(begin)
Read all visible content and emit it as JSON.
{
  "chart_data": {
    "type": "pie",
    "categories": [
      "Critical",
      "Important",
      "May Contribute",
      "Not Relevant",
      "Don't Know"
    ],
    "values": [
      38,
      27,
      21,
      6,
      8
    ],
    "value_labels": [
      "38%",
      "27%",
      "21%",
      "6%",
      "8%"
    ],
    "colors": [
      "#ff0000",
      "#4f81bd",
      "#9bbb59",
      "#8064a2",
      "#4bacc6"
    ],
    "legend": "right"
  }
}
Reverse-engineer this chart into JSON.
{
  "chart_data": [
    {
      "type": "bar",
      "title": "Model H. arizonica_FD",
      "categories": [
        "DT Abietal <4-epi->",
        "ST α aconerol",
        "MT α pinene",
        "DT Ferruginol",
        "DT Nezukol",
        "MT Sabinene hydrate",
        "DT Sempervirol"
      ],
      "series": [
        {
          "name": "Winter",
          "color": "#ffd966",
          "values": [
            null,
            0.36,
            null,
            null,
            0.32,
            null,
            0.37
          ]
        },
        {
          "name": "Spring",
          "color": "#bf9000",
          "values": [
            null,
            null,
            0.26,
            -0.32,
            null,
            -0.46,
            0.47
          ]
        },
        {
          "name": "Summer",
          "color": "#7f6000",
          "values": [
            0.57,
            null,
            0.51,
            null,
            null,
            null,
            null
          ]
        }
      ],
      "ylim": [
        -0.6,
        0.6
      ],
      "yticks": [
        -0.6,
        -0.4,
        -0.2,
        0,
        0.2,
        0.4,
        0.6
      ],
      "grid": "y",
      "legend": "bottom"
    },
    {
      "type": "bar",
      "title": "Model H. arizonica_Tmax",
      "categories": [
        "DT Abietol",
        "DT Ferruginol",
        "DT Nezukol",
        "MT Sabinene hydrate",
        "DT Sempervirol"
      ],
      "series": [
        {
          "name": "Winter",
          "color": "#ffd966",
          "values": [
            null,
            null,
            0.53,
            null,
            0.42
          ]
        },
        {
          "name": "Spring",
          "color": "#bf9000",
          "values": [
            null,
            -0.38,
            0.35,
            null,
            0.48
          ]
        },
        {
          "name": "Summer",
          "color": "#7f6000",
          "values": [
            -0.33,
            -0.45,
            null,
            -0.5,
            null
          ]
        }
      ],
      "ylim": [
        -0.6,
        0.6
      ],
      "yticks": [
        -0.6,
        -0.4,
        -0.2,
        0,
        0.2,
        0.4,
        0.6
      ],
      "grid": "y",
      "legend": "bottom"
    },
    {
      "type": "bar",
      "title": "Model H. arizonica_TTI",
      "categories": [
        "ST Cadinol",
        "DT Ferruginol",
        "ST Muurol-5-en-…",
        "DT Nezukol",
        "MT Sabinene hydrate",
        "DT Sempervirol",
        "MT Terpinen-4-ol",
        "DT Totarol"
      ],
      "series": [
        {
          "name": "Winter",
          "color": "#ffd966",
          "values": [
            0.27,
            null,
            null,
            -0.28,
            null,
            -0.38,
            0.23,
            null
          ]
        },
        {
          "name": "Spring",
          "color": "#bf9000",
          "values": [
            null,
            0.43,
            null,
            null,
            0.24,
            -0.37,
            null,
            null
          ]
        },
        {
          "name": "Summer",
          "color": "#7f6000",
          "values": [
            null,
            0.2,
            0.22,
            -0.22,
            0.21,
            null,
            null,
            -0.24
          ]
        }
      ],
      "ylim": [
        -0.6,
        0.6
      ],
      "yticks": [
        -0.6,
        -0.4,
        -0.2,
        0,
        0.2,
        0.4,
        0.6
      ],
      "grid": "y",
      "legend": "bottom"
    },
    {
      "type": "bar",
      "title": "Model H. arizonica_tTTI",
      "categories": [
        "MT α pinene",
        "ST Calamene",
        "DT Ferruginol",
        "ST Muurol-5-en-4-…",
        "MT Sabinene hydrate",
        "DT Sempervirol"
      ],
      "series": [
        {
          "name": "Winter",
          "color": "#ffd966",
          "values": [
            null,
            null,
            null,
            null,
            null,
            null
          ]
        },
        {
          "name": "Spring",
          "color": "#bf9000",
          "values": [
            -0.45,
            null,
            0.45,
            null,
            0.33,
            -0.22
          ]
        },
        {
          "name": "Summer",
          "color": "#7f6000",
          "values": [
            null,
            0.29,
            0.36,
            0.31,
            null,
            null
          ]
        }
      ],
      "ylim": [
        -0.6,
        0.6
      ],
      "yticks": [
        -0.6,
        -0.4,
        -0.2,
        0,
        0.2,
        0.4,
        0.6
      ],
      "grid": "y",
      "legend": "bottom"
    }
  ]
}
(end)
From the listing above, extract every line exactly as it stands.

• Expected answer:
Read all visible content and emit it as JSON.
{
  "chart_data": {
    "type": "pie",
    "categories": [
      "Critical",
      "Important",
      "May Contribute",
      "Not Relevant",
      "Don't Know"
    ],
    "values": [
      38,
      27,
      21,
      6,
      8
    ],
    "value_labels": [
      "38%",
      "27%",
      "21%",
      "6%",
      "8%"
    ],
    "colors": [
      "#ff0000",
      "#4f81bd",
      "#9bbb59",
      "#8064a2",
      "#4bacc6"
    ],
    "legend": "right"
  }
}
Reverse-engineer this chart into JSON.
{
  "chart_data": [
    {
      "type": "bar",
      "title": "Model H. arizonica_FD",
      "categories": [
        "DT Abietal <4-epi->",
        "ST α aconerol",
        "MT α pinene",
        "DT Ferruginol",
        "DT Nezukol",
        "MT Sabinene hydrate",
        "DT Sempervirol"
      ],
      "series": [
        {
          "name": "Winter",
          "color": "#ffd966",
          "values": [
            null,
            0.36,
            null,
            null,
            0.32,
            null,
            0.37
          ]
        },
        {
          "name": "Spring",
          "color": "#bf9000",
          "values": [
            null,
            null,
            0.26,
            -0.32,
            null,
            -0.46,
            0.47
          ]
        },
        {
          "name": "Summer",
          "color": "#7f6000",
          "values": [
            0.57,
            null,
            0.51,
            null,
            null,
            null,
            null
          ]
        }
      ],
      "ylim": [
        -0.6,
        0.6
      ],
      "yticks": [
        -0.6,
        -0.4,
        -0.2,
        0,
        0.2,
        0.4,
        0.6
      ],
      "grid": "y",
      "legend": "bottom"
    },
    {
      "type": "bar",
      "title": "Model H. arizonica_Tmax",
      "categories": [
        "DT Abietol",
        "DT Ferruginol",
        "DT Nezukol",
        "MT Sabinene hydrate",
        "DT Sempervirol"
      ],
      "series": [
        {
          "name": "Winter",
          "color": "#ffd966",
          "values": [
            null,
            null,
            0.53,
            null,
            0.42
          ]
        },
        {
          "name": "Spring",
          "color": "#bf9000",
          "values": [
            null,
            -0.38,
            0.35,
            null,
            0.48
          ]
        },
        {
          "name": "Summer",
          "color": "#7f6000",
          "values": [
            -0.33,
            -0.45,
            null,
            -0.5,
            null
          ]
        }
      ],
      "ylim": [
        -0.6,
        0.6
      ],
      "yticks": [
        -0.6,
        -0.4,
        -0.2,
        0,
        0.2,
        0.4,
        0.6
      ],
      "grid": "y",
      "legend": "bottom"
    },
    {
      "type": "bar",
      "title": "Model H. arizonica_TTI",
      "categories": [
        "ST Cadinol",
        "DT Ferruginol",
        "ST Muurol-5-en-…",
        "DT Nezukol",
        "MT Sabinene hydrate",
        "DT Sempervirol",
        "MT Terpinen-4-ol",
        "DT Totarol"
      ],
      "series": [
        {
          "name": "Winter",
          "color": "#ffd966",
          "values": [
            0.27,
            null,
            null,
            -0.28,
            null,
            -0.38,
            0.23,
            null
          ]
        },
        {
          "name": "Spring",
          "color": "#bf9000",
          "values": [
            null,
            0.43,
            null,
            null,
            0.24,
            -0.37,
            null,
            null
          ]
        },
        {
          "name": "Summer",
          "color": "#7f6000",
          "values": [
            null,
            0.2,
            0.22,
            -0.22,
            0.21,
            null,
            null,
            -0.24
          ]
        }
      ],
      "ylim": [
        -0.6,
        0.6
      ],
      "yticks": [
        -0.6,
        -0.4,
        -0.2,
        0,
        0.2,
        0.4,
        0.6
      ],
      "grid": "y",
      "legend": "bottom"
    },
    {
      "type": "bar",
      "title": "Model H. arizonica_tTTI",
      "categories": [
        "MT α pinene",
        "ST Calamene",
        "DT Ferruginol",
        "ST Muurol-5-en-4-…",
        "MT Sabinene hydrate",
        "DT Sempervirol"
      ],
      "series": [
        {
          "name": "Winter",
          "color": "#ffd966",
          "values": [
            null,
            null,
            null,
            null,
            null,
            null
          ]
        },
        {
          "name": "Spring",
          "color": "#bf9000",
          "values": [
            -0.45,
            null,
            0.45,
            null,
            0.33,
            -0.22
          ]
        },
        {
          "name": "Summer",
          "color": "#7f6000",
          "values": [
            null,
            0.29,
            0.36,
            0.31,
            null,
            null
          ]
        }
      ],
      "ylim": [
        -0.6,
        0.6
      ],
      "yticks": [
        -0.6,
        -0.4,
        -0.2,
        0,
        0.2,
        0.4,
        0.6
      ],
      "grid": "y",
      "legend": "bottom"
    }
  ]
}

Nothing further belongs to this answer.